─── SOURCE DATA ───
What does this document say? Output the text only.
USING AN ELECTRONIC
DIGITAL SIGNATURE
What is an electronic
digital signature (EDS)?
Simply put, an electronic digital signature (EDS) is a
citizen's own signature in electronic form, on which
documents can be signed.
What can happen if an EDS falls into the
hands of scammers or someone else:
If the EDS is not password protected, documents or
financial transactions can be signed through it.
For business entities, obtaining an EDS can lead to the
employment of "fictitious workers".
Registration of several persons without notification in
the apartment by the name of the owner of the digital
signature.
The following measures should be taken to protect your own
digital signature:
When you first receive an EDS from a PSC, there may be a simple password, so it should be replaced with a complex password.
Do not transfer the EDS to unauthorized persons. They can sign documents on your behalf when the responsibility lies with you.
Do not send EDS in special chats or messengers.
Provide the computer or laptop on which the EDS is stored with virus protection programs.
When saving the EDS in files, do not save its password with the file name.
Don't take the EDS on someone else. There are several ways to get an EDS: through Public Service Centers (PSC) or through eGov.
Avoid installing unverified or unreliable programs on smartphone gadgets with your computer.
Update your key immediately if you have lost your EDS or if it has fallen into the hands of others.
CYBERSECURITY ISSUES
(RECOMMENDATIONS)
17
───
**WORK ITEM:** To complete this exercise, set down every line above exactly once more.

**WRITTEN RESPONSE:**
What does this document say? Output the text only.
USING AN ELECTRONIC
DIGITAL SIGNATURE
What is an electronic
digital signature (EDS)?
Simply put, an electronic digital signature (EDS) is a
citizen's own signature in electronic form, on which
documents can be signed.
What can happen if an EDS falls into the
hands of scammers or someone else:
If the EDS is not password protected, documents or
financial transactions can be signed through it.
For business entities, obtaining an EDS can lead to the
employment of "fictitious workers".
Registration of several persons without notification in
the apartment by the name of the owner of the digital
signature.
The following measures should be taken to protect your own
digital signature:
When you first receive an EDS from a PSC, there may be a simple password, so it should be replaced with a complex password.
Do not transfer the EDS to unauthorized persons. They can sign documents on your behalf when the responsibility lies with you.
Do not send EDS in special chats or messengers.
Provide the computer or laptop on which the EDS is stored with virus protection programs.
When saving the EDS in files, do not save its password with the file name.
Don't take the EDS on someone else. There are several ways to get an EDS: through Public Service Centers (PSC) or through eGov.
Avoid installing unverified or unreliable programs on smartphone gadgets with your computer.
Update your key immediately if you have lost your EDS or if it has fallen into the hands of others.
CYBERSECURITY ISSUES
(RECOMMENDATIONS)
17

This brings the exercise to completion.